▶ [INSTRUCCIONES DE LA TAREA]
Reproduzca sin ningún cambio las líneas del listado, comenzando en la que contiene "Localize each UI" y terminando en la que contiene "objectives-heading: 教学目标 <box>118", ambas incluidas.
===== DATOS DEL EJERCICIO =====
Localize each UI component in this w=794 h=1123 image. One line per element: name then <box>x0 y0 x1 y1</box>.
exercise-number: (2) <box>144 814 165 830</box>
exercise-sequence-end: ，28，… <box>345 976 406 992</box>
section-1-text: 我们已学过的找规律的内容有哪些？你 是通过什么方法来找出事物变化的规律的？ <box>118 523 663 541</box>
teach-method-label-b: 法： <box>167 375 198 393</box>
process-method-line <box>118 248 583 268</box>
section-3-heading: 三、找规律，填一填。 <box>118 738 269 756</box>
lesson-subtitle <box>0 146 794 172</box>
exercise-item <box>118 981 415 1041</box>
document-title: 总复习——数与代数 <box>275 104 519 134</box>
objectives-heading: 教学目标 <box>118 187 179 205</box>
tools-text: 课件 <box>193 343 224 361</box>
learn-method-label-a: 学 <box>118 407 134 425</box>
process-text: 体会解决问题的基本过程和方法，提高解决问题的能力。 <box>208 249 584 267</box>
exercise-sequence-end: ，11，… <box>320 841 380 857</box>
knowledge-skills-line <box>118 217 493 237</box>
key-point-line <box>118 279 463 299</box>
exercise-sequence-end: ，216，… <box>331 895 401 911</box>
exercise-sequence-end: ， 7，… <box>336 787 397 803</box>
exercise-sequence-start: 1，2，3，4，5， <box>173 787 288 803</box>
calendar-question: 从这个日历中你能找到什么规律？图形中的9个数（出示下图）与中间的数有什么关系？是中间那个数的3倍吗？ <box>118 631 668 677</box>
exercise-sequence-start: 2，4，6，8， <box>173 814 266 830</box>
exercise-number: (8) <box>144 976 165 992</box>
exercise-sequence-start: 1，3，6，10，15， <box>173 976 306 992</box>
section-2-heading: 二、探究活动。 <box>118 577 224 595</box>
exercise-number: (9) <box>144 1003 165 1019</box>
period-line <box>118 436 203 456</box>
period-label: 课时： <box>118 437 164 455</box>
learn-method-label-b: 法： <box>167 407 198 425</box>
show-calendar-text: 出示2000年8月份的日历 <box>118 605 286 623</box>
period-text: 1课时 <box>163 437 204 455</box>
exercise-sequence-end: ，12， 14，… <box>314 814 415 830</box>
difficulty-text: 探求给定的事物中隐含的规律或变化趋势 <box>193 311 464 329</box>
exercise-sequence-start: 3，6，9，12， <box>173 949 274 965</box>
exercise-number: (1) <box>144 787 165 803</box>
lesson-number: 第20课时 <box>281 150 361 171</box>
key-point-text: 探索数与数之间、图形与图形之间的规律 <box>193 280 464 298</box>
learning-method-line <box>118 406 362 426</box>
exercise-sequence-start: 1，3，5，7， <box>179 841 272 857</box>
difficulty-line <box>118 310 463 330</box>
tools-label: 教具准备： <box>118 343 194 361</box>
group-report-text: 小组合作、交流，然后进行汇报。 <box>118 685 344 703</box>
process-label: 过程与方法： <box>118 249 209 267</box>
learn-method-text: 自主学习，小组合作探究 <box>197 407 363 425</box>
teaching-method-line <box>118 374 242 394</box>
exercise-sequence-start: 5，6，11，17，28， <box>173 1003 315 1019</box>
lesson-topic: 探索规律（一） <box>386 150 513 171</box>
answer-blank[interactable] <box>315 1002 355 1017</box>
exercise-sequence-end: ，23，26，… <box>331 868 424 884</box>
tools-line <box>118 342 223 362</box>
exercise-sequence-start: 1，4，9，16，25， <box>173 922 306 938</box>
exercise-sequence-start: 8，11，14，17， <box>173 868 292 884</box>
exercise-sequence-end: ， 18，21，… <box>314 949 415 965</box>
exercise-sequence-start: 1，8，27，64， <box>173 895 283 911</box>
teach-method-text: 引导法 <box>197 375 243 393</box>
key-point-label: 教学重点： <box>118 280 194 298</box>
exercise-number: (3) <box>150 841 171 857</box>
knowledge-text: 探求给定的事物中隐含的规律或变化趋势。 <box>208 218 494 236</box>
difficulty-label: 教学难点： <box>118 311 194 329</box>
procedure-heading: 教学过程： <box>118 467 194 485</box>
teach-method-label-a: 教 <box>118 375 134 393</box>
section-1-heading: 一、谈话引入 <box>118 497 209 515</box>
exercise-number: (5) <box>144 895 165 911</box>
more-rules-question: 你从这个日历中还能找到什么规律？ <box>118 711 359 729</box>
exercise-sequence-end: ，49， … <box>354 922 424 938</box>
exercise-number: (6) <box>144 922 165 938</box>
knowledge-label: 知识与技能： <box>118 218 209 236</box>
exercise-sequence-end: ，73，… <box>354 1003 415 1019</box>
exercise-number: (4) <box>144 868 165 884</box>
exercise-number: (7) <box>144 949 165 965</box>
=====
===== DATOS DEL EJERCICIO =====
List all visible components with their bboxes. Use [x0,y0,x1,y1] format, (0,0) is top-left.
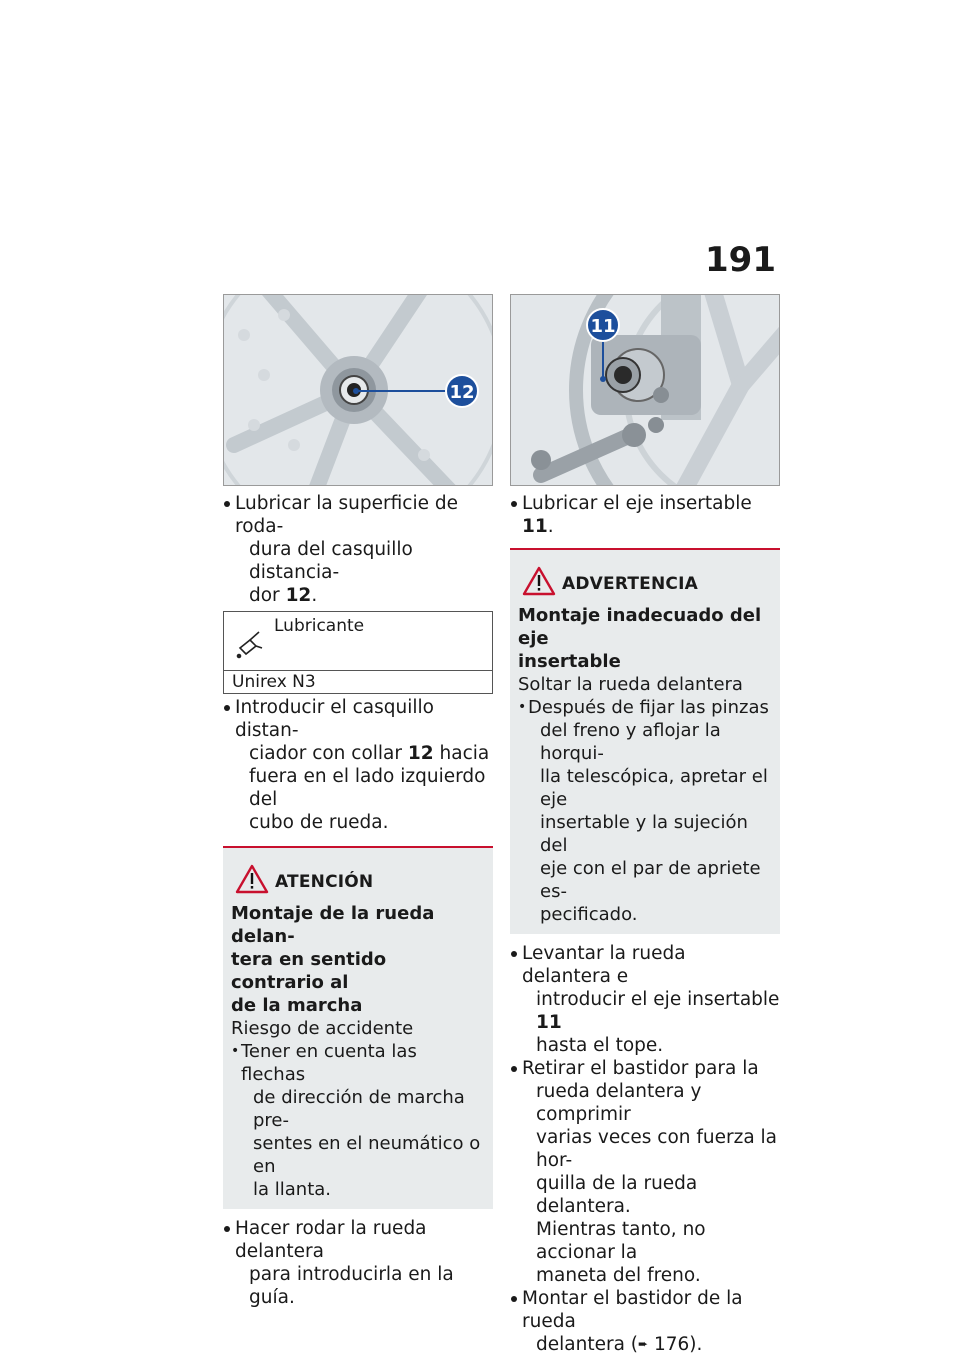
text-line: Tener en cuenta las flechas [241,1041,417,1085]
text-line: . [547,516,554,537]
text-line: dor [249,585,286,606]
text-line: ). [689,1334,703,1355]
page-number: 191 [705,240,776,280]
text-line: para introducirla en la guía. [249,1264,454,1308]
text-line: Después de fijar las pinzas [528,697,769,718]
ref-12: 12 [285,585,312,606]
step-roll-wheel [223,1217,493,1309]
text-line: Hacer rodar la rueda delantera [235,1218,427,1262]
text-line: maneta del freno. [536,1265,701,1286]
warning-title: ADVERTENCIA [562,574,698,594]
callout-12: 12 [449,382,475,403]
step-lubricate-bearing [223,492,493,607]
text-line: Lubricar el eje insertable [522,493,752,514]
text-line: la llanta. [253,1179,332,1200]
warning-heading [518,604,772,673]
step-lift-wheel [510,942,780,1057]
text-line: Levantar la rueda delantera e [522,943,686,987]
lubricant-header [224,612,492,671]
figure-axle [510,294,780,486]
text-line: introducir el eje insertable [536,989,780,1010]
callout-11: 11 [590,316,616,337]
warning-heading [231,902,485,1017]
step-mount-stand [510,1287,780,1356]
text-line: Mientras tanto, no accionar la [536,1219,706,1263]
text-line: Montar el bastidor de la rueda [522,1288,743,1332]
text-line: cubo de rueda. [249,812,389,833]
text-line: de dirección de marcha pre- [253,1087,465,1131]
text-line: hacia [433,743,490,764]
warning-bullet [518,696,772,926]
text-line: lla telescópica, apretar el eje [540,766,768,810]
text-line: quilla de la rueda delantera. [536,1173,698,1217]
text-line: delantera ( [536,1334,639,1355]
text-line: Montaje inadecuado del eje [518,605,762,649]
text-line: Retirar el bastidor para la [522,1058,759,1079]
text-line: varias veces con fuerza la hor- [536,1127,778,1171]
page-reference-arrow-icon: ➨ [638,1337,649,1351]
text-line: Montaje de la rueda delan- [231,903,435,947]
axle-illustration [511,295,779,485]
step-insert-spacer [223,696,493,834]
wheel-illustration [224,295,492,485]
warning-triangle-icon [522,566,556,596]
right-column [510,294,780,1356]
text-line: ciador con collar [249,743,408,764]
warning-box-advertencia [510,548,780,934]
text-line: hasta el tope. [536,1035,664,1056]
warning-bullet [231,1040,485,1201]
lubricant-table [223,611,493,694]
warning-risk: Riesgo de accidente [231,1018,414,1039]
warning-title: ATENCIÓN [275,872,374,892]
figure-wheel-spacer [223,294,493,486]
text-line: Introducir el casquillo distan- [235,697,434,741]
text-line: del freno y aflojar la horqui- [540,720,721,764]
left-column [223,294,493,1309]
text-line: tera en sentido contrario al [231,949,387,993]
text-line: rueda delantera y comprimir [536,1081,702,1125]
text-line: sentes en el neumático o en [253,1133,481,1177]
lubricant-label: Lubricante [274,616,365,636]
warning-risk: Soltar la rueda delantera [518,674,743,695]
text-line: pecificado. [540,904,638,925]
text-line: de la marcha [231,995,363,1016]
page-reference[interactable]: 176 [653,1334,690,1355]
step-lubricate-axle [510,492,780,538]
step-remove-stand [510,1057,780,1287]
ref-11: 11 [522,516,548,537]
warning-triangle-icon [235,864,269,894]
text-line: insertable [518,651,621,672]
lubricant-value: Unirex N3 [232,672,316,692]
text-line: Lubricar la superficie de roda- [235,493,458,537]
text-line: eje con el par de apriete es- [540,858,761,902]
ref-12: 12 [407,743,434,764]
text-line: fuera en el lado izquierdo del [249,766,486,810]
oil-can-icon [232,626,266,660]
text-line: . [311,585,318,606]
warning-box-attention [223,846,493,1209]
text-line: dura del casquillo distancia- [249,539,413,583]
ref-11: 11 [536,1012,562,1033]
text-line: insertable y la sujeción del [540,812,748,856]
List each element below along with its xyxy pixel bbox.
=====
▶ [RESPUESTA ESCRITA]
Localize each UI component in this w=794 h=1123 image. One line per element: name then <box>x0 y0 x1 y1</box>.
exercise-number: (2) <box>144 814 165 830</box>
exercise-sequence-end: ，28，… <box>345 976 406 992</box>
section-1-text: 我们已学过的找规律的内容有哪些？你 是通过什么方法来找出事物变化的规律的？ <box>118 523 663 541</box>
teach-method-label-b: 法： <box>167 375 198 393</box>
process-method-line <box>118 248 583 268</box>
section-3-heading: 三、找规律，填一填。 <box>118 738 269 756</box>
lesson-subtitle <box>0 146 794 172</box>
exercise-item <box>118 981 415 1041</box>
document-title: 总复习——数与代数 <box>275 104 519 134</box>
objectives-heading: 教学目标 <box>118 187 179 205</box>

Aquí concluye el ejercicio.